> **Exercise directions**
Locate every line in the material below that has the word "celuy". Copy each of those lines.

--- Start Supplied records ---

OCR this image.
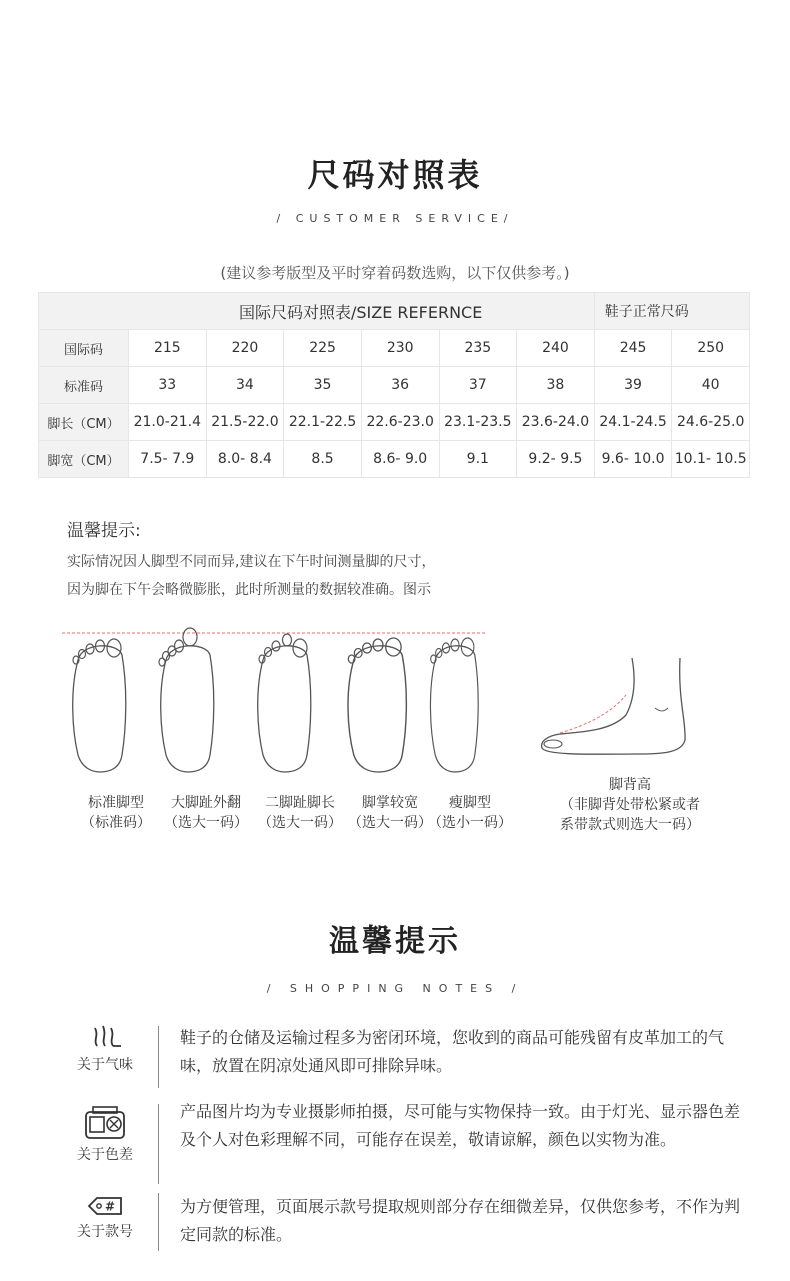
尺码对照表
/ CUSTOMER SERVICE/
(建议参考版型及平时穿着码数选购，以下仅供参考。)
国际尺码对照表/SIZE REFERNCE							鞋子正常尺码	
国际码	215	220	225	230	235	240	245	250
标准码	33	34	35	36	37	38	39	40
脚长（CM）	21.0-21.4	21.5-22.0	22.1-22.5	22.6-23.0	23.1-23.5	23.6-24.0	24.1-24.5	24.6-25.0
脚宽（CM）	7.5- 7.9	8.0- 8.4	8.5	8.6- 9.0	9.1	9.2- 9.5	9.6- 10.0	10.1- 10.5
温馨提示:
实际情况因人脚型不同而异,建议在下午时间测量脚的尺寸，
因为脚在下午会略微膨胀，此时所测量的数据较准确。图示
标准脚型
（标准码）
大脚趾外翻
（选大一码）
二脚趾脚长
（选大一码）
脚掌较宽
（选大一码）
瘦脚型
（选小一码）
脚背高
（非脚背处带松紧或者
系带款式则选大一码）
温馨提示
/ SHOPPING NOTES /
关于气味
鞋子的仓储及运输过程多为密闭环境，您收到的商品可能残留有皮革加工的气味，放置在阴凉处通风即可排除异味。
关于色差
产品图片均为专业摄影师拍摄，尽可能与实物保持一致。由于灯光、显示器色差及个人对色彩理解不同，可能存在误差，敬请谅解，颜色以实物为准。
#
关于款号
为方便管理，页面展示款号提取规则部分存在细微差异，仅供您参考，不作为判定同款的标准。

--- End Supplied records ---
--- Start Supplied records ---

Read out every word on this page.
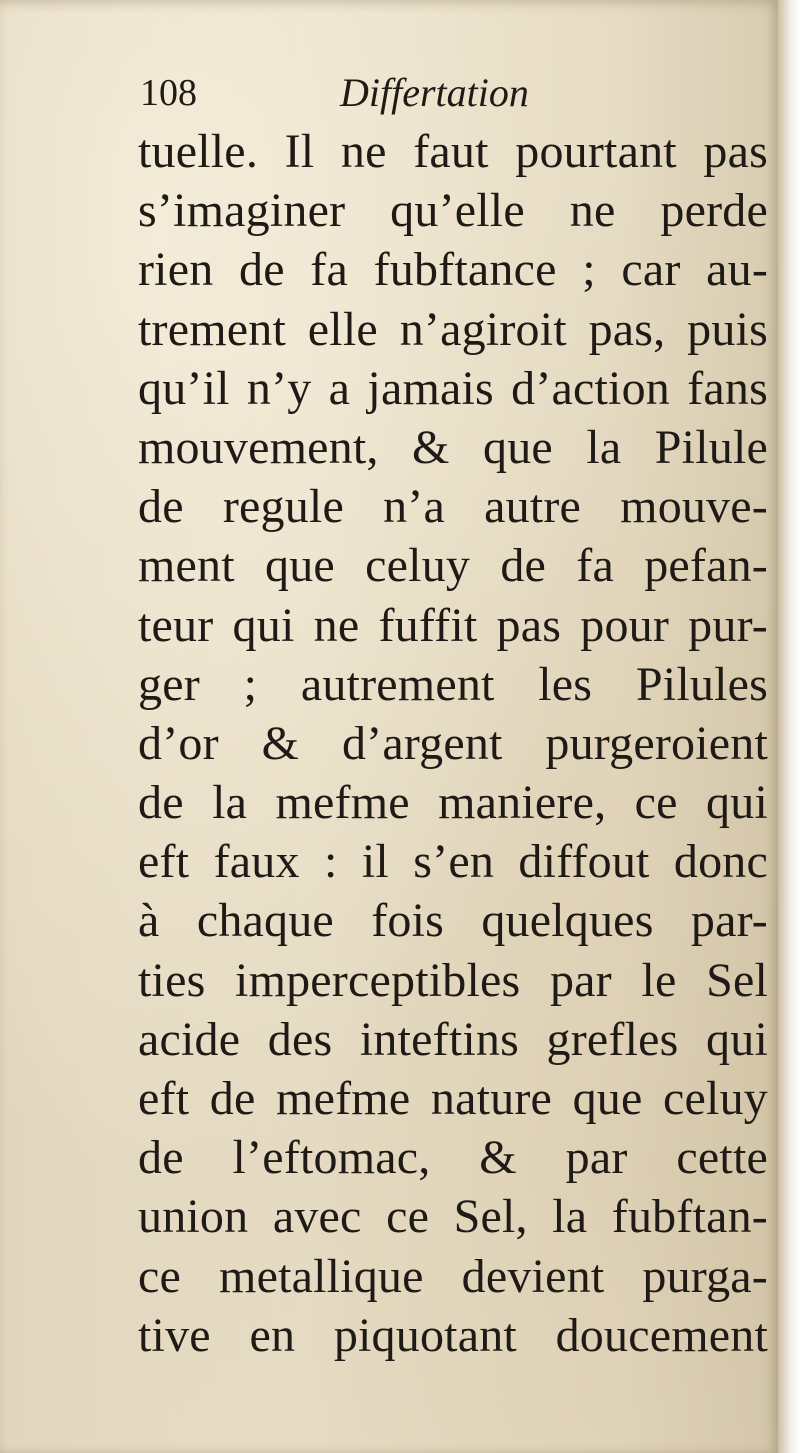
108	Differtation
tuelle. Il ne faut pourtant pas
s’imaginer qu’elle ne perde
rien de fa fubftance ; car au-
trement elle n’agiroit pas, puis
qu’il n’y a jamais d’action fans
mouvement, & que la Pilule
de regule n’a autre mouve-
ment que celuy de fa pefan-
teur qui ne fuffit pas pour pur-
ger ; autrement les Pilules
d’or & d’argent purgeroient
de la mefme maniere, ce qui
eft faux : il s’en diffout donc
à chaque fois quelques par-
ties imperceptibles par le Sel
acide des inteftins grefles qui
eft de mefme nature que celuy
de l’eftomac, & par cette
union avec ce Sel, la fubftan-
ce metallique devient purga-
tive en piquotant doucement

--- End Supplied records ---

> **Answer to this exercise**
ment que celuy de fa pefan-
eft de mefme nature que celuy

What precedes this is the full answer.